* **TO DO**:
Look through the listing below and report how many lines contain "ylabel", as a bare number.

* **DATA FOR THIS TASK**:
----

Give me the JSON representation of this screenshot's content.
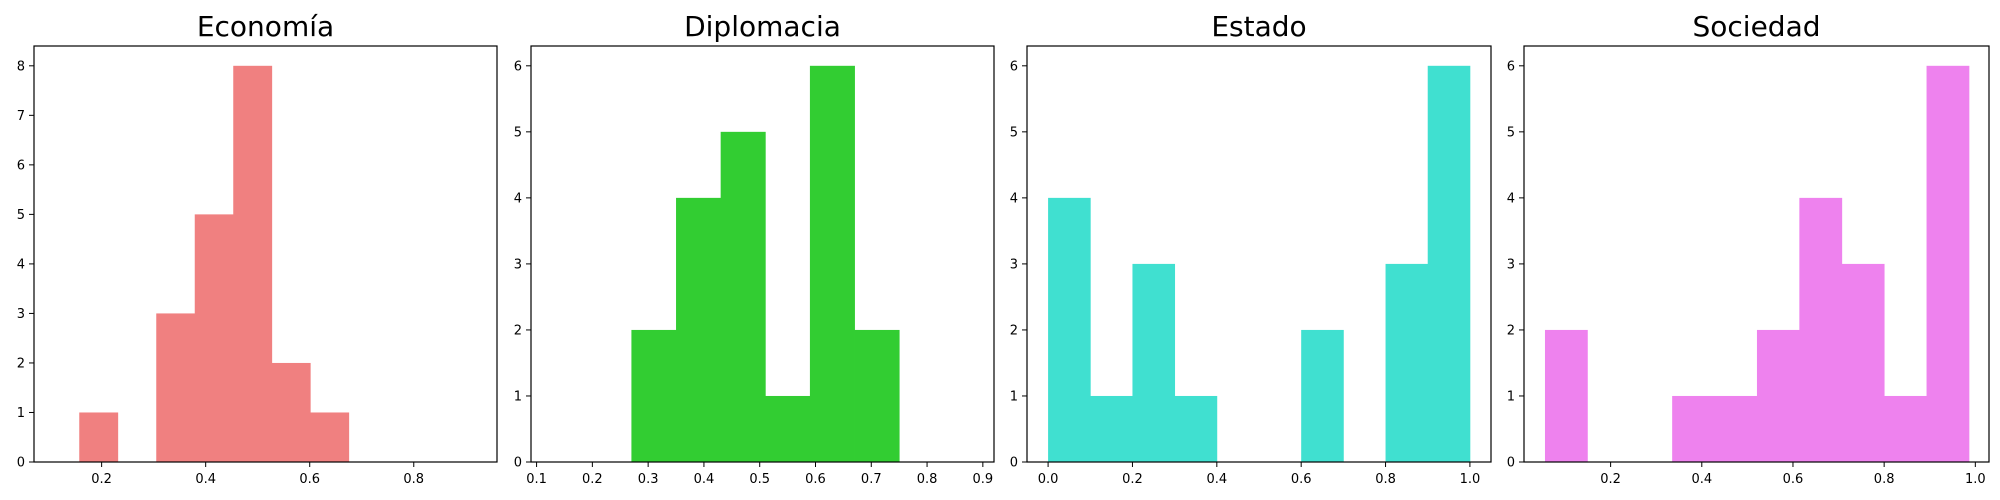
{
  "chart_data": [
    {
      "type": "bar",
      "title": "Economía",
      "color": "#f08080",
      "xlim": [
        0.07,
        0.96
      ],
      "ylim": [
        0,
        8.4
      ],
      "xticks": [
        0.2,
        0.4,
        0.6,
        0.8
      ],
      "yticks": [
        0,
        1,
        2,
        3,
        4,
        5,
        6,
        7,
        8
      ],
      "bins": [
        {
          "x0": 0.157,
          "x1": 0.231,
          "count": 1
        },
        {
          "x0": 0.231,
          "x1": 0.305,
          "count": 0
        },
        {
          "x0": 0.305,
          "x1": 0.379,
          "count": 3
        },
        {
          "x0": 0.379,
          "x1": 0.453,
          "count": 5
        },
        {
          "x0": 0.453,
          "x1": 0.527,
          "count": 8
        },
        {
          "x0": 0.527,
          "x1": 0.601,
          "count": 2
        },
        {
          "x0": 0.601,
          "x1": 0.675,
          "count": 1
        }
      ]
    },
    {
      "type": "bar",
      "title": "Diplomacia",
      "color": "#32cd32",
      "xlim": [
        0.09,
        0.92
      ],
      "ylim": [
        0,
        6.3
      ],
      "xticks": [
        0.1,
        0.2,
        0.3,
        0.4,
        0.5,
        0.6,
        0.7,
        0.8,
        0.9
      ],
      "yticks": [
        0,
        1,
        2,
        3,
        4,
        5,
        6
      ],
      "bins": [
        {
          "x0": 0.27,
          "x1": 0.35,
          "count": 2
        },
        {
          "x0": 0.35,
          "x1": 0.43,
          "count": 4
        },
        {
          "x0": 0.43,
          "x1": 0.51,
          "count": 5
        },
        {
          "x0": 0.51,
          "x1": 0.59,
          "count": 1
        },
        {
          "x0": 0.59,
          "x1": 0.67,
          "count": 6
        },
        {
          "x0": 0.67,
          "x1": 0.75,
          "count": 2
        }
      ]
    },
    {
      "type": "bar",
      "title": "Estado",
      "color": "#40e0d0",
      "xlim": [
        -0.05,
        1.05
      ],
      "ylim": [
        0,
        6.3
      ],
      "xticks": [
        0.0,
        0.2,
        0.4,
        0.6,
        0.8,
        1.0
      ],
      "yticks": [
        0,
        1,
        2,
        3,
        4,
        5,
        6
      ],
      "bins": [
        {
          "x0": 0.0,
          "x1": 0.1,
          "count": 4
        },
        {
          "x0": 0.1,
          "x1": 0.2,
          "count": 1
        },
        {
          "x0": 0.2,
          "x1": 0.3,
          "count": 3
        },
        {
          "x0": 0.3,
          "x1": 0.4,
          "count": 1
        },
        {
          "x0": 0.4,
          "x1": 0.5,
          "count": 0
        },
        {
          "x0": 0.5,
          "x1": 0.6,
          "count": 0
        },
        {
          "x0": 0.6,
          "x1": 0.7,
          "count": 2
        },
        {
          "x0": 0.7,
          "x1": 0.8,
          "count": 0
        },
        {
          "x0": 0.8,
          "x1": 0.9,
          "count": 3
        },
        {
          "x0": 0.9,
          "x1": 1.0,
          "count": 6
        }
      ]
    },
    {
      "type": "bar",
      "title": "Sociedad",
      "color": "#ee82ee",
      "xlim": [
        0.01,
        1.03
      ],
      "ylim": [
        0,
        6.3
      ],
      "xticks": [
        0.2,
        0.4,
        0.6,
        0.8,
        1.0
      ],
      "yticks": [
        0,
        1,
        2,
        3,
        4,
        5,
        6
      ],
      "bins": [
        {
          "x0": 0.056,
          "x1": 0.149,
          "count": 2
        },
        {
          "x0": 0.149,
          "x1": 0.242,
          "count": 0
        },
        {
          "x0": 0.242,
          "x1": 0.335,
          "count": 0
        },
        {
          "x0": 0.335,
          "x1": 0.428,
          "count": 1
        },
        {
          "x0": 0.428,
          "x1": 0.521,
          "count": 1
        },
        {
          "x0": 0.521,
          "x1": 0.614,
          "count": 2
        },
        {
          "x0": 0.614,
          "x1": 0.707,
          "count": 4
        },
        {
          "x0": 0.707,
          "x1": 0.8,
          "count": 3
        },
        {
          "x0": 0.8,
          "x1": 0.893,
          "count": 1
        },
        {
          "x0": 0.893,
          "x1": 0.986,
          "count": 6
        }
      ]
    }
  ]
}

----

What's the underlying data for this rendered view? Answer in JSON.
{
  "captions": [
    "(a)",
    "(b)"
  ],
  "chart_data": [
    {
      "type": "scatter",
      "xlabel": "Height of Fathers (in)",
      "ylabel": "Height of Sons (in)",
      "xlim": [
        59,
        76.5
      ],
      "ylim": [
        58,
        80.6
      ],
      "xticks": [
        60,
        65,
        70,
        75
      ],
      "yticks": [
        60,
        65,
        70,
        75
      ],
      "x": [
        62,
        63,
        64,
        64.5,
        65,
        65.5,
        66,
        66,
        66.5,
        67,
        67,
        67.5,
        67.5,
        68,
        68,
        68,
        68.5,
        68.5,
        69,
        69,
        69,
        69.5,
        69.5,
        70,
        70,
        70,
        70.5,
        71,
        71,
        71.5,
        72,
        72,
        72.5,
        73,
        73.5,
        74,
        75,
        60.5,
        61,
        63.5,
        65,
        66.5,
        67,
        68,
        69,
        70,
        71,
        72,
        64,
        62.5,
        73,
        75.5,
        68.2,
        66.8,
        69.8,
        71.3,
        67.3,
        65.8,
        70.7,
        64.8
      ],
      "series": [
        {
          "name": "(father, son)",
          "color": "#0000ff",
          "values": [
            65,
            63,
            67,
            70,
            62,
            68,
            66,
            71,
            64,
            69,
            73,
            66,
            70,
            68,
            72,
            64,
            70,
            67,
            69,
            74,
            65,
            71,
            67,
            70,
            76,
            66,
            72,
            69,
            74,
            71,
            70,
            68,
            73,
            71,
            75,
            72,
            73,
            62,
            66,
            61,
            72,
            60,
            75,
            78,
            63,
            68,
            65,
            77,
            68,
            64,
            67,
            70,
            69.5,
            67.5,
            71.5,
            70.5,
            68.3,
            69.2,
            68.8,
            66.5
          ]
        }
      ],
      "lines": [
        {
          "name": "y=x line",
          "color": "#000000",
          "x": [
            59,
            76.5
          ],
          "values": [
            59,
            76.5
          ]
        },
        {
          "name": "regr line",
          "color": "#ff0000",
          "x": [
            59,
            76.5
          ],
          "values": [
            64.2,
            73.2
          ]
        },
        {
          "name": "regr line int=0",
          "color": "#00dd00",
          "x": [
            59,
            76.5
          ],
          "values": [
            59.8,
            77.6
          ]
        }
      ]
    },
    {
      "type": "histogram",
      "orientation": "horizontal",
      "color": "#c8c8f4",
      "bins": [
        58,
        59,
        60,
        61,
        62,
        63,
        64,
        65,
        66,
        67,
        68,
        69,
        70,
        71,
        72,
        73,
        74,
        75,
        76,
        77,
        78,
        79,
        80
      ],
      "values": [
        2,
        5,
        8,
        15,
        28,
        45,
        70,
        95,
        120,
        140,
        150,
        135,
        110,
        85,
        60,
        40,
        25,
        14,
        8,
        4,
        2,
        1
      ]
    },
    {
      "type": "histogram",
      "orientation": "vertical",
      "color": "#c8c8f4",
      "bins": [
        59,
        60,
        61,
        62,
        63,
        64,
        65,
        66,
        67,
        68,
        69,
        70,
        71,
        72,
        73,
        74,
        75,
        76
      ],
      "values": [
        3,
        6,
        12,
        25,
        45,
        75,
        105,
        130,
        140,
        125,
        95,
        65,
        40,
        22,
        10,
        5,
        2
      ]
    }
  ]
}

----

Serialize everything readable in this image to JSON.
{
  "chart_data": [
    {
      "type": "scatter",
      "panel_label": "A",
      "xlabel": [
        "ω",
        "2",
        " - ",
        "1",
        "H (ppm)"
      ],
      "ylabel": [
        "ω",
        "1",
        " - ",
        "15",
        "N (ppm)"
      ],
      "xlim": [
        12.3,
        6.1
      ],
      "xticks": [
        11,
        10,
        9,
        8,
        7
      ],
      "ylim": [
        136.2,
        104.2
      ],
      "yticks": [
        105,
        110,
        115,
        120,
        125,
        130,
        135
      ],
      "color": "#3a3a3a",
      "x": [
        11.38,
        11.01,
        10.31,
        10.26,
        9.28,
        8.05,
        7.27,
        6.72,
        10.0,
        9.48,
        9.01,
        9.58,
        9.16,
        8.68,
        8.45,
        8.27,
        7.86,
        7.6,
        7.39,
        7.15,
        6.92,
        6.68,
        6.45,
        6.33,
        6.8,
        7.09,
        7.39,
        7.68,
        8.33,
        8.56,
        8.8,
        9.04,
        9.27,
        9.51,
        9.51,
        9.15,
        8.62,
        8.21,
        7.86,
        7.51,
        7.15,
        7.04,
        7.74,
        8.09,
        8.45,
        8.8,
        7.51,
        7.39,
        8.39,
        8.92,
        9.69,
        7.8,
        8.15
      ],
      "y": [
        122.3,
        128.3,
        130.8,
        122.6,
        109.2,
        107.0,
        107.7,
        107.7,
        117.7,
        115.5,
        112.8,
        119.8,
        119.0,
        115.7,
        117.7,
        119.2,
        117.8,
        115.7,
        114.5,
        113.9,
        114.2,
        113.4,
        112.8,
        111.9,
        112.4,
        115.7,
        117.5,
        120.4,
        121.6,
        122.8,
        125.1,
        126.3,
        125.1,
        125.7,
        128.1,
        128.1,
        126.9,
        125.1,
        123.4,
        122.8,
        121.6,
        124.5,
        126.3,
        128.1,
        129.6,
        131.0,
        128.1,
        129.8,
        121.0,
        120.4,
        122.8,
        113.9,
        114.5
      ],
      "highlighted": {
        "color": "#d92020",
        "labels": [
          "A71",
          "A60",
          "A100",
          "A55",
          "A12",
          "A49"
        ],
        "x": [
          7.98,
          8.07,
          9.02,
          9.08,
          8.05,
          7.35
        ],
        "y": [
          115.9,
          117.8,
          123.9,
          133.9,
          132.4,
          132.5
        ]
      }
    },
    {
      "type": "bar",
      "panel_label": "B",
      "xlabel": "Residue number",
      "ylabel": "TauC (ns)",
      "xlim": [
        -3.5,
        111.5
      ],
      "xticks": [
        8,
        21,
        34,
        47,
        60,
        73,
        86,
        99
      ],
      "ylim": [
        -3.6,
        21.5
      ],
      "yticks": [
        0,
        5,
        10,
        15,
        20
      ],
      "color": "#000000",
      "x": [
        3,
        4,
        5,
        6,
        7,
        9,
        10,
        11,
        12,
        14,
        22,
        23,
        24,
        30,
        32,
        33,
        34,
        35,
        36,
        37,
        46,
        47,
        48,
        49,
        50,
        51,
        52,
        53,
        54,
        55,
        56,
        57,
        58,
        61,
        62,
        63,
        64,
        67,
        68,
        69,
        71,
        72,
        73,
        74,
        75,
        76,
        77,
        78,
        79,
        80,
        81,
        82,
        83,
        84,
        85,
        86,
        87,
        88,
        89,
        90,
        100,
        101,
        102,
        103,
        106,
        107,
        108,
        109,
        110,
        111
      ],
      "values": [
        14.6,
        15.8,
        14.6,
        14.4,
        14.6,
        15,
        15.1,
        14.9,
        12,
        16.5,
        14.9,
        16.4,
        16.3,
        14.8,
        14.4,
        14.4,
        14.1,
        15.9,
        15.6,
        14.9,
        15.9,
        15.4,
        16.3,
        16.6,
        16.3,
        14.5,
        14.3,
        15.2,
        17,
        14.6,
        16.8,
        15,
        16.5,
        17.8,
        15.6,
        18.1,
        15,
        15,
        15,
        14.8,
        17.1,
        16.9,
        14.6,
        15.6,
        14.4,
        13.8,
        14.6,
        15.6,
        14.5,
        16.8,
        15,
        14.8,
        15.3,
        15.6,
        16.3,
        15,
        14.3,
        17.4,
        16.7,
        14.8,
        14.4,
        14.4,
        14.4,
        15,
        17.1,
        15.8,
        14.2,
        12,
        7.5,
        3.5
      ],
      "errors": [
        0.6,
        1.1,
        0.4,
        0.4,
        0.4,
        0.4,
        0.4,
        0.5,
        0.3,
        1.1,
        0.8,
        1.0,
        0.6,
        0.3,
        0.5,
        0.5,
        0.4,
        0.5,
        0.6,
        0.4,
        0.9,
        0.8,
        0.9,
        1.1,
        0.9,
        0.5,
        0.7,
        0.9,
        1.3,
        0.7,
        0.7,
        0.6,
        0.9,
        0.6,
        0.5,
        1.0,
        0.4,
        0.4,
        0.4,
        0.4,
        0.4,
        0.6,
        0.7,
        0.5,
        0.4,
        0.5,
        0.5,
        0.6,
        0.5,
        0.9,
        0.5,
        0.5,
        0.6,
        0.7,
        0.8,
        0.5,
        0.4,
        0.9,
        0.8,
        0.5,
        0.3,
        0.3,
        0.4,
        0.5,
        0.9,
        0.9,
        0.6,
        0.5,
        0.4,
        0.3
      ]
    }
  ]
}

----

* **FINAL ANSWER**:
3